- _Texto mostrado_:
----

Actualmente no se cobra este tipo de arancel y toda la industria del tabaco recibe un impuesto selectivo al consumo (ISC) del 18%.
Masi indicó que su proyecto “de aporte compensatorio a la salud” busca cubrir el daño de la industria tabacalera.
Señaló que la recaudación sería de entre US$ 700 a 800 millones de los cuales un 40% se destinará a un Fondo Nacional de Salud; un 25% a la adquisición de medicamentos; un 10% a un fondo solidario y el 20% al Fondo para la Excelencia de la Educación y la Investigación (FEEI) y el resto (5%) a las campañas de control de adicciones y otras instituciones.

----

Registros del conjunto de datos
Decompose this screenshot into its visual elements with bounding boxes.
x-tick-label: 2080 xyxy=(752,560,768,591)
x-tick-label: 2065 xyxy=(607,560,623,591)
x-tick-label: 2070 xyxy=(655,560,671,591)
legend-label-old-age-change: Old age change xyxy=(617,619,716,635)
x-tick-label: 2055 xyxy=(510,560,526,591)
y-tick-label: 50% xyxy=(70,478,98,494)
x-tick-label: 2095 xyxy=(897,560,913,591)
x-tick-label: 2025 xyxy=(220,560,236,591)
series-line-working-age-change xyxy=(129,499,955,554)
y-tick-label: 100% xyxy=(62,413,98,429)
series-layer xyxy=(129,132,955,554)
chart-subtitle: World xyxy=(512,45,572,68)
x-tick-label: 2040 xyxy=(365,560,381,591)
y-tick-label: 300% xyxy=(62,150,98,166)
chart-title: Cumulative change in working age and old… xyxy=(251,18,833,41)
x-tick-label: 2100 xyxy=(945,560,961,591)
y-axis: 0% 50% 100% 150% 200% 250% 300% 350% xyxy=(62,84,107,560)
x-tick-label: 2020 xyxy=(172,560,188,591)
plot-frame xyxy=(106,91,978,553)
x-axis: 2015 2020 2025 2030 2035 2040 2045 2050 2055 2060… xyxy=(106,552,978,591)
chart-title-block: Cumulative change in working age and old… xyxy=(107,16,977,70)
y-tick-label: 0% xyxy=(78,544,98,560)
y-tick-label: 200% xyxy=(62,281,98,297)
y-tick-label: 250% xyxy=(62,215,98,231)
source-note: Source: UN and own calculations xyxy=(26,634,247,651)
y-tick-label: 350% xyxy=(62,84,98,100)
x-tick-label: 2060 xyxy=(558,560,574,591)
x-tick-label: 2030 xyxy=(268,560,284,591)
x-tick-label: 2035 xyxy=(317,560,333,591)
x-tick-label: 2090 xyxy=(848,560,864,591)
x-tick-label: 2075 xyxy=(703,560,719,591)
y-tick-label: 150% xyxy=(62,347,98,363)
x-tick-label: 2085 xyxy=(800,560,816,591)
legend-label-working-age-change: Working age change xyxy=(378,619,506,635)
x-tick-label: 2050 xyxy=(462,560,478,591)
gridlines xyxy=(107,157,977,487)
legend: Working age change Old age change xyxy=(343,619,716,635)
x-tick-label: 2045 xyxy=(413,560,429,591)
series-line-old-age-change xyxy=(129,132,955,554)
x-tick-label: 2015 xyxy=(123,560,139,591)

----

- _Qué hacer_:
Retoma el texto sobre el aporte compensatorio de la industria tabacalera y continúalo a partir de su última oración.

- _Resultado_:
“Será una especie de Fonacide de la salud”, manifestó la legisladora opositora. Este nuevo intento de fijar aranceles a la industria tabacalera recién sería tratado en marzo próximo, al término del receso.
“Estamos presentando proyectos creyendo que se van a estudiar todos los que tengan que ver con modificaciones tributarias y con ingresos, en marzo. Presentamos ahora ya porque supuestamente Hacienda está compilando los diferentes proyectos que existen, de diferentes sectores, y nosotros, de hecho, vamos a pedir estar en la mesa de salud”, expresó Masi.